# START OF Stored data
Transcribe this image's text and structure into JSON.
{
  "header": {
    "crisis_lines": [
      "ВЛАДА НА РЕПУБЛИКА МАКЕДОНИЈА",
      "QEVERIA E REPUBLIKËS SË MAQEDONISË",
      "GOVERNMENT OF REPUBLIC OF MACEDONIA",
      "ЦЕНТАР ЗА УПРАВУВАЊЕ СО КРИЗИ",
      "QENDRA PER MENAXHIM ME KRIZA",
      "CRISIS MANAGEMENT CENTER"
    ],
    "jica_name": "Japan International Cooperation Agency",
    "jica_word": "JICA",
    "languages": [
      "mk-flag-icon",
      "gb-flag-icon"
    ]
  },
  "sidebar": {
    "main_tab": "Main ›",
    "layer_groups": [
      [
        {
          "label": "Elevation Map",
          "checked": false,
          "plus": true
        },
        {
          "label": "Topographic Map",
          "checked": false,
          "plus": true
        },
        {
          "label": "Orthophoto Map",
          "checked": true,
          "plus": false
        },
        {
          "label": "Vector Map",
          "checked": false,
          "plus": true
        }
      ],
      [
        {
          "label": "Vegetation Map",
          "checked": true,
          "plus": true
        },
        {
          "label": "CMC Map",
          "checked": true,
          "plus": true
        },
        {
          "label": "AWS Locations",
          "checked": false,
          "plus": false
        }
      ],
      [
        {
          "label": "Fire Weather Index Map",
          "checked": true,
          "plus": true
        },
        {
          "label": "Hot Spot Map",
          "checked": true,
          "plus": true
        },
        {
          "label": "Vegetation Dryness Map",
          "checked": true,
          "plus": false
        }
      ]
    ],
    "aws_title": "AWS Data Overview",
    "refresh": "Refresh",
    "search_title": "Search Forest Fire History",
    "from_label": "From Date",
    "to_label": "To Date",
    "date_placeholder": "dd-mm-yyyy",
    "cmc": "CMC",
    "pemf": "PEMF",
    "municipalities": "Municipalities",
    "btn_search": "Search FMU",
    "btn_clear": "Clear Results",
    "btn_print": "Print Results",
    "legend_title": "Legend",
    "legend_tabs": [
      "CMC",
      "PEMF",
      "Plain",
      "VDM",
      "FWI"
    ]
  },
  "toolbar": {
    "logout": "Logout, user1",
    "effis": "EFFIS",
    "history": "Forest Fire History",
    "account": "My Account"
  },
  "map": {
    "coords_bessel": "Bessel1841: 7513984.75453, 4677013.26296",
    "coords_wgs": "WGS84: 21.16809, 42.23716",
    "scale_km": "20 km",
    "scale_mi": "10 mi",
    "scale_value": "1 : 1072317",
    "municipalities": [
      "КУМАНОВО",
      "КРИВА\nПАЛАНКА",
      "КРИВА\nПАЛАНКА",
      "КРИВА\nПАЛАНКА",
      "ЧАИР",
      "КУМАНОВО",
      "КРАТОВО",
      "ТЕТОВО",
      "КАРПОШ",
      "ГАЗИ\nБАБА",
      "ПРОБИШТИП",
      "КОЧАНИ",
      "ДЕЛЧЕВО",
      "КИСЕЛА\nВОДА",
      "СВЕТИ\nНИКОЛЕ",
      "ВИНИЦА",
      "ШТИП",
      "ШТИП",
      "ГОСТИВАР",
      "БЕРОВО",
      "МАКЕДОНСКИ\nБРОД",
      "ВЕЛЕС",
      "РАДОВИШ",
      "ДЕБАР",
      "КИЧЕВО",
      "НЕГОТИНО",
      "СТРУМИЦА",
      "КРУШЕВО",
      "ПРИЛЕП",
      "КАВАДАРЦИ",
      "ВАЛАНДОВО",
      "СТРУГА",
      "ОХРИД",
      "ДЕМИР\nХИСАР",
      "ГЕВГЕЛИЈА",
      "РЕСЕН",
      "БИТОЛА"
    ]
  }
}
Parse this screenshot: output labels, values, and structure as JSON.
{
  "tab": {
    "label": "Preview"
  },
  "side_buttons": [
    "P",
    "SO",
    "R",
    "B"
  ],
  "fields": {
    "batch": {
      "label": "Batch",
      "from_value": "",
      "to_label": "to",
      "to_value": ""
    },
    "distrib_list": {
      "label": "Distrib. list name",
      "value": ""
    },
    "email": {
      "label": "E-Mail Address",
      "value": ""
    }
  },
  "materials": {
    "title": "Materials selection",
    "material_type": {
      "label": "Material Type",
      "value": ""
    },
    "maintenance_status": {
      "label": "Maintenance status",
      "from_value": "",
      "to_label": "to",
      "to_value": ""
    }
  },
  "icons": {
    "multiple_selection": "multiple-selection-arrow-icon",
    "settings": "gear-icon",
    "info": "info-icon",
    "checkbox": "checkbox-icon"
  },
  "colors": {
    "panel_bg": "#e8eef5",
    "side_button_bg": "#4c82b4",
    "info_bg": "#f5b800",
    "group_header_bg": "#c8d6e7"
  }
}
# END OF Stored data
● Short problem
Repeat the data precisely, reproducing every entry.

● Response to this exercise
Transcribe this image's text and structure into JSON.
{
  "header": {
    "crisis_lines": [
      "ВЛАДА НА РЕПУБЛИКА МАКЕДОНИЈА",
      "QEVERIA E REPUBLIKËS SË MAQEDONISË",
      "GOVERNMENT OF REPUBLIC OF MACEDONIA",
      "ЦЕНТАР ЗА УПРАВУВАЊЕ СО КРИЗИ",
      "QENDRA PER MENAXHIM ME KRIZA",
      "CRISIS MANAGEMENT CENTER"
    ],
    "jica_name": "Japan International Cooperation Agency",
    "jica_word": "JICA",
    "languages": [
      "mk-flag-icon",
      "gb-flag-icon"
    ]
  },
  "sidebar": {
    "main_tab": "Main ›",
    "layer_groups": [
      [
        {
          "label": "Elevation Map",
          "checked": false,
          "plus": true
        },
        {
          "label": "Topographic Map",
          "checked": false,
          "plus": true
        },
        {
          "label": "Orthophoto Map",
          "checked": true,
          "plus": false
        },
        {
          "label": "Vector Map",
          "checked": false,
          "plus": true
        }
      ],
      [
        {
          "label": "Vegetation Map",
          "checked": true,
          "plus": true
        },
        {
          "label": "CMC Map",
          "checked": true,
          "plus": true
        },
        {
          "label": "AWS Locations",
          "checked": false,
          "plus": false
        }
      ],
      [
        {
          "label": "Fire Weather Index Map",
          "checked": true,
          "plus": true
        },
        {
          "label": "Hot Spot Map",
          "checked": true,
          "plus": true
        },
        {
          "label": "Vegetation Dryness Map",
          "checked": true,
          "plus": false
        }
      ]
    ],
    "aws_title": "AWS Data Overview",
    "refresh": "Refresh",
    "search_title": "Search Forest Fire History",
    "from_label": "From Date",
    "to_label": "To Date",
    "date_placeholder": "dd-mm-yyyy",
    "cmc": "CMC",
    "pemf": "PEMF",
    "municipalities": "Municipalities",
    "btn_search": "Search FMU",
    "btn_clear": "Clear Results",
    "btn_print": "Print Results",
    "legend_title": "Legend",
    "legend_tabs": [
      "CMC",
      "PEMF",
      "Plain",
      "VDM",
      "FWI"
    ]
  },
  "toolbar": {
    "logout": "Logout, user1",
    "effis": "EFFIS",
    "history": "Forest Fire History",
    "account": "My Account"
  },
  "map": {
    "coords_bessel": "Bessel1841: 7513984.75453, 4677013.26296",
    "coords_wgs": "WGS84: 21.16809, 42.23716",
    "scale_km": "20 km",
    "scale_mi": "10 mi",
    "scale_value": "1 : 1072317",
    "municipalities": [
      "КУМАНОВО",
      "КРИВА\nПАЛАНКА",
      "КРИВА\nПАЛАНКА",
      "КРИВА\nПАЛАНКА",
      "ЧАИР",
      "КУМАНОВО",
      "КРАТОВО",
      "ТЕТОВО",
      "КАРПОШ",
      "ГАЗИ\nБАБА",
      "ПРОБИШТИП",
      "КОЧАНИ",
      "ДЕЛЧЕВО",
      "КИСЕЛА\nВОДА",
      "СВЕТИ\nНИКОЛЕ",
      "ВИНИЦА",
      "ШТИП",
      "ШТИП",
      "ГОСТИВАР",
      "БЕРОВО",
      "МАКЕДОНСКИ\nБРОД",
      "ВЕЛЕС",
      "РАДОВИШ",
      "ДЕБАР",
      "КИЧЕВО",
      "НЕГОТИНО",
      "СТРУМИЦА",
      "КРУШЕВО",
      "ПРИЛЕП",
      "КАВАДАРЦИ",
      "ВАЛАНДОВО",
      "СТРУГА",
      "ОХРИД",
      "ДЕМИР\nХИСАР",
      "ГЕВГЕЛИЈА",
      "РЕСЕН",
      "БИТОЛА"
    ]
  }
}
Parse this screenshot: output labels, values, and structure as JSON.
{
  "tab": {
    "label": "Preview"
  },
  "side_buttons": [
    "P",
    "SO",
    "R",
    "B"
  ],
  "fields": {
    "batch": {
      "label": "Batch",
      "from_value": "",
      "to_label": "to",
      "to_value": ""
    },
    "distrib_list": {
      "label": "Distrib. list name",
      "value": ""
    },
    "email": {
      "label": "E-Mail Address",
      "value": ""
    }
  },
  "materials": {
    "title": "Materials selection",
    "material_type": {
      "label": "Material Type",
      "value": ""
    },
    "maintenance_status": {
      "label": "Maintenance status",
      "from_value": "",
      "to_label": "to",
      "to_value": ""
    }
  },
  "icons": {
    "multiple_selection": "multiple-selection-arrow-icon",
    "settings": "gear-icon",
    "info": "info-icon",
    "checkbox": "checkbox-icon"
  },
  "colors": {
    "panel_bg": "#e8eef5",
    "side_button_bg": "#4c82b4",
    "info_bg": "#f5b800",
    "group_header_bg": "#c8d6e7"
  }
}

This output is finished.